═════ Material provided ═════

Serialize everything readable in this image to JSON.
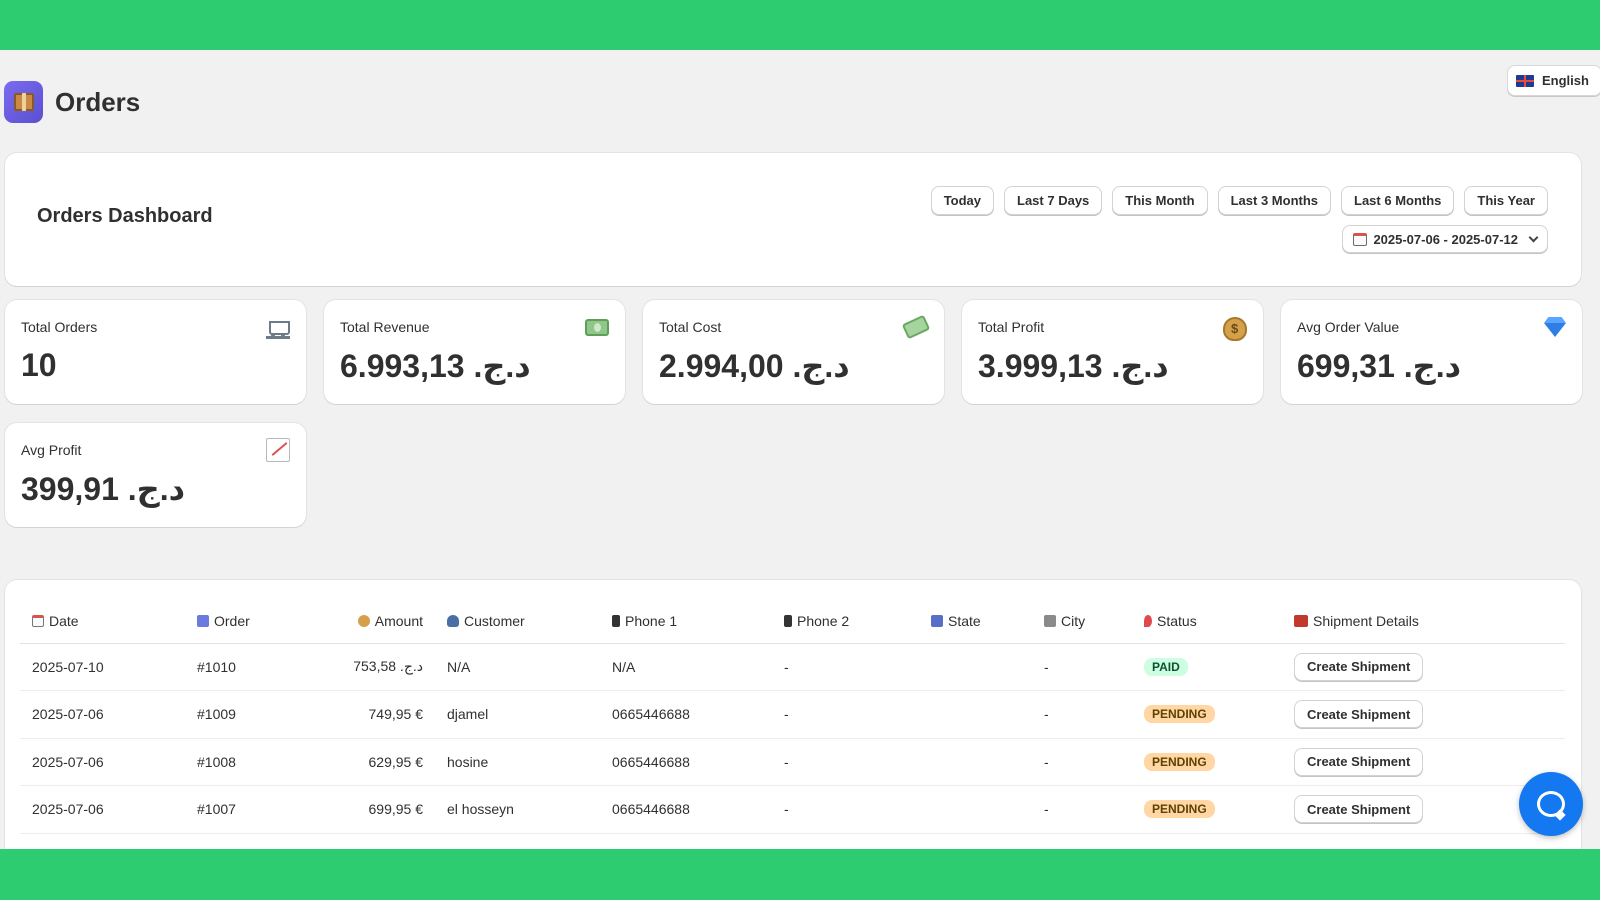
{
  "header": {
    "title": "Orders",
    "app_icon": "package-icon"
  },
  "language": {
    "label": "English",
    "icon": "uk-flag-icon"
  },
  "dashboard": {
    "title": "Orders Dashboard",
    "quick_filters": [
      "Today",
      "Last 7 Days",
      "This Month",
      "Last 3 Months",
      "Last 6 Months",
      "This Year"
    ],
    "date_range": "2025-07-06 - 2025-07-12"
  },
  "metrics": [
    {
      "label": "Total Orders",
      "value": "10",
      "icon": "shopping-cart-icon"
    },
    {
      "label": "Total Revenue",
      "value": "د.ج. 6.993,13",
      "icon": "banknote-icon"
    },
    {
      "label": "Total Cost",
      "value": "د.ج. 2.994,00",
      "icon": "money-with-wings-icon"
    },
    {
      "label": "Total Profit",
      "value": "د.ج. 3.999,13",
      "icon": "money-bag-icon"
    },
    {
      "label": "Avg Order Value",
      "value": "د.ج. 699,31",
      "icon": "gem-icon"
    },
    {
      "label": "Avg Profit",
      "value": "د.ج. 399,91",
      "icon": "chart-increasing-icon"
    }
  ],
  "table": {
    "columns": [
      "Date",
      "Order",
      "Amount",
      "Customer",
      "Phone 1",
      "Phone 2",
      "State",
      "City",
      "Status",
      "Shipment Details"
    ],
    "rows": [
      {
        "date": "2025-07-10",
        "order": "#1010",
        "amount": "د.ج. 753,58",
        "customer": "N/A",
        "phone1": "N/A",
        "phone2": "-",
        "state": "",
        "city": "-",
        "status": "PAID",
        "action": "Create Shipment"
      },
      {
        "date": "2025-07-06",
        "order": "#1009",
        "amount": "749,95 €",
        "customer": "djamel",
        "phone1": "0665446688",
        "phone2": "-",
        "state": "",
        "city": "-",
        "status": "PENDING",
        "action": "Create Shipment"
      },
      {
        "date": "2025-07-06",
        "order": "#1008",
        "amount": "629,95 €",
        "customer": "hosine",
        "phone1": "0665446688",
        "phone2": "-",
        "state": "",
        "city": "-",
        "status": "PENDING",
        "action": "Create Shipment"
      },
      {
        "date": "2025-07-06",
        "order": "#1007",
        "amount": "699,95 €",
        "customer": "el hosseyn",
        "phone1": "0665446688",
        "phone2": "-",
        "state": "",
        "city": "-",
        "status": "PENDING",
        "action": "Create Shipment"
      }
    ]
  },
  "colors": {
    "accent_green": "#2ecc71",
    "chat_blue": "#1478f0",
    "paid_bg": "#cdfee1",
    "pending_bg": "#ffd6a4"
  },
  "chat": {
    "icon": "chat-bubble-icon"
  }
}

═════

### [Task to carry out]
Can you retype every record above exactly, leaving out the pictures?

### [Reply]
Serialize everything readable in this image to JSON.
{
  "header": {
    "title": "Orders",
    "app_icon": "package-icon"
  },
  "language": {
    "label": "English",
    "icon": "uk-flag-icon"
  },
  "dashboard": {
    "title": "Orders Dashboard",
    "quick_filters": [
      "Today",
      "Last 7 Days",
      "This Month",
      "Last 3 Months",
      "Last 6 Months",
      "This Year"
    ],
    "date_range": "2025-07-06 - 2025-07-12"
  },
  "metrics": [
    {
      "label": "Total Orders",
      "value": "10",
      "icon": "shopping-cart-icon"
    },
    {
      "label": "Total Revenue",
      "value": "د.ج. 6.993,13",
      "icon": "banknote-icon"
    },
    {
      "label": "Total Cost",
      "value": "د.ج. 2.994,00",
      "icon": "money-with-wings-icon"
    },
    {
      "label": "Total Profit",
      "value": "د.ج. 3.999,13",
      "icon": "money-bag-icon"
    },
    {
      "label": "Avg Order Value",
      "value": "د.ج. 699,31",
      "icon": "gem-icon"
    },
    {
      "label": "Avg Profit",
      "value": "د.ج. 399,91",
      "icon": "chart-increasing-icon"
    }
  ],
  "table": {
    "columns": [
      "Date",
      "Order",
      "Amount",
      "Customer",
      "Phone 1",
      "Phone 2",
      "State",
      "City",
      "Status",
      "Shipment Details"
    ],
    "rows": [
      {
        "date": "2025-07-10",
        "order": "#1010",
        "amount": "د.ج. 753,58",
        "customer": "N/A",
        "phone1": "N/A",
        "phone2": "-",
        "state": "",
        "city": "-",
        "status": "PAID",
        "action": "Create Shipment"
      },
      {
        "date": "2025-07-06",
        "order": "#1009",
        "amount": "749,95 €",
        "customer": "djamel",
        "phone1": "0665446688",
        "phone2": "-",
        "state": "",
        "city": "-",
        "status": "PENDING",
        "action": "Create Shipment"
      },
      {
        "date": "2025-07-06",
        "order": "#1008",
        "amount": "629,95 €",
        "customer": "hosine",
        "phone1": "0665446688",
        "phone2": "-",
        "state": "",
        "city": "-",
        "status": "PENDING",
        "action": "Create Shipment"
      },
      {
        "date": "2025-07-06",
        "order": "#1007",
        "amount": "699,95 €",
        "customer": "el hosseyn",
        "phone1": "0665446688",
        "phone2": "-",
        "state": "",
        "city": "-",
        "status": "PENDING",
        "action": "Create Shipment"
      }
    ]
  },
  "colors": {
    "accent_green": "#2ecc71",
    "chat_blue": "#1478f0",
    "paid_bg": "#cdfee1",
    "pending_bg": "#ffd6a4"
  },
  "chat": {
    "icon": "chat-bubble-icon"
  }
}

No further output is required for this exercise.